**WHAT YOU NEED TO DO:** Give the data below again exactly as written, without its pictures.

(Dataset rows about figures)
——
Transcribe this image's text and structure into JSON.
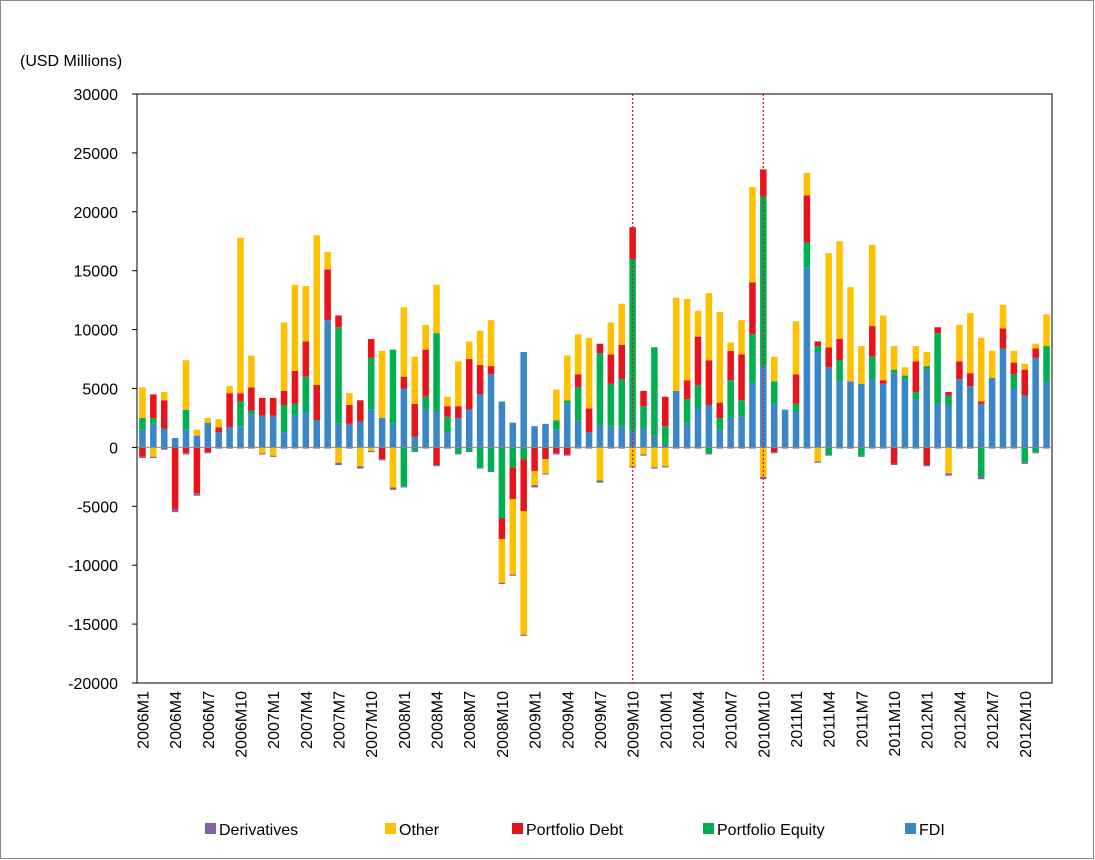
{
  "chart_data": {
    "type": "stacked_bar",
    "y_label": "(USD Millions)",
    "categories": [
      "2006M1",
      null,
      null,
      "2006M4",
      null,
      null,
      "2006M7",
      null,
      null,
      "2006M10",
      null,
      null,
      "2007M1",
      null,
      null,
      "2007M4",
      null,
      null,
      "2007M7",
      null,
      null,
      "2007M10",
      null,
      null,
      "2008M1",
      null,
      null,
      "2008M4",
      null,
      null,
      "2008M7",
      null,
      null,
      "2008M10",
      null,
      null,
      "2009M1",
      null,
      null,
      "2009M4",
      null,
      null,
      "2009M7",
      null,
      null,
      "2009M10",
      null,
      null,
      "2010M1",
      null,
      null,
      "2010M4",
      null,
      null,
      "2010M7",
      null,
      null,
      "2010M10",
      null,
      null,
      "2011M1",
      null,
      null,
      "2011M4",
      null,
      null,
      "2011M7",
      null,
      null,
      "2011M10",
      null,
      null,
      "2012M1",
      null,
      null,
      "2012M4",
      null,
      null,
      "2012M7",
      null,
      null,
      "2012M10",
      null,
      null
    ],
    "series": [
      {
        "name": "Derivatives",
        "color": "#8064a2",
        "values": [
          -100,
          -100,
          -200,
          -200,
          -100,
          -200,
          -100,
          -100,
          -100,
          -100,
          -100,
          -100,
          -100,
          -100,
          -100,
          -100,
          -100,
          -100,
          -200,
          -100,
          -200,
          -100,
          -100,
          -200,
          -100,
          -100,
          -100,
          -100,
          -100,
          -100,
          -100,
          -100,
          -100,
          -100,
          -100,
          -100,
          -200,
          -100,
          -100,
          -100,
          -100,
          -100,
          -200,
          -100,
          -100,
          -100,
          -100,
          -100,
          -100,
          -100,
          -100,
          -100,
          -100,
          -100,
          -100,
          -100,
          -100,
          -200,
          -100,
          -100,
          -100,
          -100,
          -100,
          -100,
          -100,
          -100,
          -100,
          -100,
          -100,
          -100,
          -100,
          -100,
          -100,
          -100,
          -200,
          -100,
          -100,
          -200,
          -100,
          -100,
          -100,
          -100,
          -100,
          -100
        ]
      },
      {
        "name": "Other",
        "color": "#ffc000",
        "values": [
          2600,
          -800,
          700,
          0,
          4200,
          500,
          400,
          700,
          600,
          13200,
          2700,
          -500,
          -700,
          5800,
          7300,
          4700,
          12700,
          1500,
          -1300,
          1000,
          -1600,
          -300,
          5700,
          -3400,
          5900,
          4000,
          2100,
          4100,
          800,
          3800,
          1500,
          2900,
          3900,
          -3700,
          -6400,
          -10500,
          -1200,
          -1200,
          2600,
          3800,
          3400,
          6000,
          -2800,
          2700,
          3500,
          -1600,
          -600,
          -1700,
          -1600,
          7900,
          6900,
          2200,
          5700,
          7700,
          700,
          2900,
          8100,
          -2500,
          2100,
          0,
          4500,
          1900,
          -1200,
          8000,
          8300,
          8000,
          3200,
          6900,
          5500,
          2000,
          700,
          1300,
          1200,
          0,
          -2200,
          3100,
          5100,
          5400,
          2300,
          2000,
          1000,
          500,
          400,
          2700
        ]
      },
      {
        "name": "Portfolio Debt",
        "color": "#e8141c",
        "values": [
          -800,
          2000,
          2400,
          -5300,
          -500,
          -3900,
          -400,
          400,
          2900,
          700,
          2000,
          1500,
          1500,
          1200,
          2800,
          3000,
          3000,
          4300,
          1000,
          1600,
          1800,
          1600,
          -1000,
          0,
          1000,
          2800,
          4000,
          -1500,
          900,
          1000,
          4300,
          2500,
          700,
          -1800,
          -2700,
          -4400,
          -2000,
          -1000,
          -500,
          -600,
          1100,
          2000,
          800,
          2500,
          2900,
          2700,
          1300,
          0,
          2500,
          0,
          1600,
          4100,
          3800,
          1300,
          2500,
          3900,
          4400,
          2300,
          -400,
          0,
          2500,
          4000,
          400,
          1700,
          1800,
          0,
          0,
          2600,
          300,
          -1400,
          0,
          2600,
          -1500,
          500,
          300,
          1500,
          1100,
          200,
          0,
          1700,
          1000,
          2200,
          800,
          0
        ]
      },
      {
        "name": "Portfolio Equity",
        "color": "#00b050",
        "values": [
          1000,
          500,
          0,
          0,
          1700,
          0,
          0,
          0,
          0,
          2100,
          300,
          0,
          0,
          2300,
          1000,
          3000,
          0,
          0,
          8200,
          0,
          0,
          4400,
          0,
          6300,
          -3300,
          -300,
          1100,
          6700,
          1300,
          -500,
          -300,
          -1700,
          -2000,
          -6000,
          -1700,
          -1000,
          0,
          0,
          800,
          300,
          2800,
          0,
          6100,
          3600,
          4000,
          14600,
          1900,
          7500,
          1500,
          0,
          2100,
          2000,
          -500,
          1000,
          3200,
          1400,
          4100,
          14400,
          1900,
          0,
          700,
          2100,
          500,
          -600,
          1800,
          0,
          -700,
          1900,
          0,
          300,
          300,
          600,
          300,
          6000,
          800,
          0,
          0,
          -2500,
          0,
          0,
          1200,
          -1300,
          -400,
          3100
        ]
      },
      {
        "name": "FDI",
        "color": "#3a87c8",
        "values": [
          1500,
          2000,
          1600,
          800,
          1500,
          1000,
          2100,
          1300,
          1700,
          1800,
          2800,
          2700,
          2700,
          1300,
          2700,
          3000,
          2300,
          10800,
          2000,
          2000,
          2200,
          3200,
          2500,
          2000,
          5000,
          900,
          3200,
          3000,
          1300,
          2500,
          3200,
          4500,
          6200,
          3900,
          2100,
          8100,
          1800,
          2000,
          1500,
          3700,
          2300,
          1300,
          1900,
          1800,
          1800,
          1400,
          1600,
          1000,
          300,
          4800,
          2000,
          3300,
          3600,
          1500,
          2500,
          2600,
          5500,
          6900,
          3700,
          3200,
          3000,
          15300,
          8100,
          6800,
          5600,
          5600,
          5400,
          5800,
          5400,
          6300,
          5800,
          4100,
          6600,
          3700,
          3600,
          5800,
          5200,
          3700,
          5900,
          8400,
          5000,
          4400,
          7600,
          5500
        ]
      }
    ],
    "ylim": [
      -20000,
      30000
    ],
    "yticks": [
      -20000,
      -15000,
      -10000,
      -5000,
      0,
      5000,
      10000,
      15000,
      20000,
      25000,
      30000
    ],
    "vlines": [
      "2009M10",
      "2010M10"
    ],
    "legend": "bottom"
  }
}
——
**CORRECT OUTPUT:**
Transcribe this image's text and structure into JSON.
{
  "chart_data": {
    "type": "stacked_bar",
    "y_label": "(USD Millions)",
    "categories": [
      "2006M1",
      null,
      null,
      "2006M4",
      null,
      null,
      "2006M7",
      null,
      null,
      "2006M10",
      null,
      null,
      "2007M1",
      null,
      null,
      "2007M4",
      null,
      null,
      "2007M7",
      null,
      null,
      "2007M10",
      null,
      null,
      "2008M1",
      null,
      null,
      "2008M4",
      null,
      null,
      "2008M7",
      null,
      null,
      "2008M10",
      null,
      null,
      "2009M1",
      null,
      null,
      "2009M4",
      null,
      null,
      "2009M7",
      null,
      null,
      "2009M10",
      null,
      null,
      "2010M1",
      null,
      null,
      "2010M4",
      null,
      null,
      "2010M7",
      null,
      null,
      "2010M10",
      null,
      null,
      "2011M1",
      null,
      null,
      "2011M4",
      null,
      null,
      "2011M7",
      null,
      null,
      "2011M10",
      null,
      null,
      "2012M1",
      null,
      null,
      "2012M4",
      null,
      null,
      "2012M7",
      null,
      null,
      "2012M10",
      null,
      null
    ],
    "series": [
      {
        "name": "Derivatives",
        "color": "#8064a2",
        "values": [
          -100,
          -100,
          -200,
          -200,
          -100,
          -200,
          -100,
          -100,
          -100,
          -100,
          -100,
          -100,
          -100,
          -100,
          -100,
          -100,
          -100,
          -100,
          -200,
          -100,
          -200,
          -100,
          -100,
          -200,
          -100,
          -100,
          -100,
          -100,
          -100,
          -100,
          -100,
          -100,
          -100,
          -100,
          -100,
          -100,
          -200,
          -100,
          -100,
          -100,
          -100,
          -100,
          -200,
          -100,
          -100,
          -100,
          -100,
          -100,
          -100,
          -100,
          -100,
          -100,
          -100,
          -100,
          -100,
          -100,
          -100,
          -200,
          -100,
          -100,
          -100,
          -100,
          -100,
          -100,
          -100,
          -100,
          -100,
          -100,
          -100,
          -100,
          -100,
          -100,
          -100,
          -100,
          -200,
          -100,
          -100,
          -200,
          -100,
          -100,
          -100,
          -100,
          -100,
          -100
        ]
      },
      {
        "name": "Other",
        "color": "#ffc000",
        "values": [
          2600,
          -800,
          700,
          0,
          4200,
          500,
          400,
          700,
          600,
          13200,
          2700,
          -500,
          -700,
          5800,
          7300,
          4700,
          12700,
          1500,
          -1300,
          1000,
          -1600,
          -300,
          5700,
          -3400,
          5900,
          4000,
          2100,
          4100,
          800,
          3800,
          1500,
          2900,
          3900,
          -3700,
          -6400,
          -10500,
          -1200,
          -1200,
          2600,
          3800,
          3400,
          6000,
          -2800,
          2700,
          3500,
          -1600,
          -600,
          -1700,
          -1600,
          7900,
          6900,
          2200,
          5700,
          7700,
          700,
          2900,
          8100,
          -2500,
          2100,
          0,
          4500,
          1900,
          -1200,
          8000,
          8300,
          8000,
          3200,
          6900,
          5500,
          2000,
          700,
          1300,
          1200,
          0,
          -2200,
          3100,
          5100,
          5400,
          2300,
          2000,
          1000,
          500,
          400,
          2700
        ]
      },
      {
        "name": "Portfolio Debt",
        "color": "#e8141c",
        "values": [
          -800,
          2000,
          2400,
          -5300,
          -500,
          -3900,
          -400,
          400,
          2900,
          700,
          2000,
          1500,
          1500,
          1200,
          2800,
          3000,
          3000,
          4300,
          1000,
          1600,
          1800,
          1600,
          -1000,
          0,
          1000,
          2800,
          4000,
          -1500,
          900,
          1000,
          4300,
          2500,
          700,
          -1800,
          -2700,
          -4400,
          -2000,
          -1000,
          -500,
          -600,
          1100,
          2000,
          800,
          2500,
          2900,
          2700,
          1300,
          0,
          2500,
          0,
          1600,
          4100,
          3800,
          1300,
          2500,
          3900,
          4400,
          2300,
          -400,
          0,
          2500,
          4000,
          400,
          1700,
          1800,
          0,
          0,
          2600,
          300,
          -1400,
          0,
          2600,
          -1500,
          500,
          300,
          1500,
          1100,
          200,
          0,
          1700,
          1000,
          2200,
          800,
          0
        ]
      },
      {
        "name": "Portfolio Equity",
        "color": "#00b050",
        "values": [
          1000,
          500,
          0,
          0,
          1700,
          0,
          0,
          0,
          0,
          2100,
          300,
          0,
          0,
          2300,
          1000,
          3000,
          0,
          0,
          8200,
          0,
          0,
          4400,
          0,
          6300,
          -3300,
          -300,
          1100,
          6700,
          1300,
          -500,
          -300,
          -1700,
          -2000,
          -6000,
          -1700,
          -1000,
          0,
          0,
          800,
          300,
          2800,
          0,
          6100,
          3600,
          4000,
          14600,
          1900,
          7500,
          1500,
          0,
          2100,
          2000,
          -500,
          1000,
          3200,
          1400,
          4100,
          14400,
          1900,
          0,
          700,
          2100,
          500,
          -600,
          1800,
          0,
          -700,
          1900,
          0,
          300,
          300,
          600,
          300,
          6000,
          800,
          0,
          0,
          -2500,
          0,
          0,
          1200,
          -1300,
          -400,
          3100
        ]
      },
      {
        "name": "FDI",
        "color": "#3a87c8",
        "values": [
          1500,
          2000,
          1600,
          800,
          1500,
          1000,
          2100,
          1300,
          1700,
          1800,
          2800,
          2700,
          2700,
          1300,
          2700,
          3000,
          2300,
          10800,
          2000,
          2000,
          2200,
          3200,
          2500,
          2000,
          5000,
          900,
          3200,
          3000,
          1300,
          2500,
          3200,
          4500,
          6200,
          3900,
          2100,
          8100,
          1800,
          2000,
          1500,
          3700,
          2300,
          1300,
          1900,
          1800,
          1800,
          1400,
          1600,
          1000,
          300,
          4800,
          2000,
          3300,
          3600,
          1500,
          2500,
          2600,
          5500,
          6900,
          3700,
          3200,
          3000,
          15300,
          8100,
          6800,
          5600,
          5600,
          5400,
          5800,
          5400,
          6300,
          5800,
          4100,
          6600,
          3700,
          3600,
          5800,
          5200,
          3700,
          5900,
          8400,
          5000,
          4400,
          7600,
          5500
        ]
      }
    ],
    "ylim": [
      -20000,
      30000
    ],
    "yticks": [
      -20000,
      -15000,
      -10000,
      -5000,
      0,
      5000,
      10000,
      15000,
      20000,
      25000,
      30000
    ],
    "vlines": [
      "2009M10",
      "2010M10"
    ],
    "legend": "bottom"
  }
}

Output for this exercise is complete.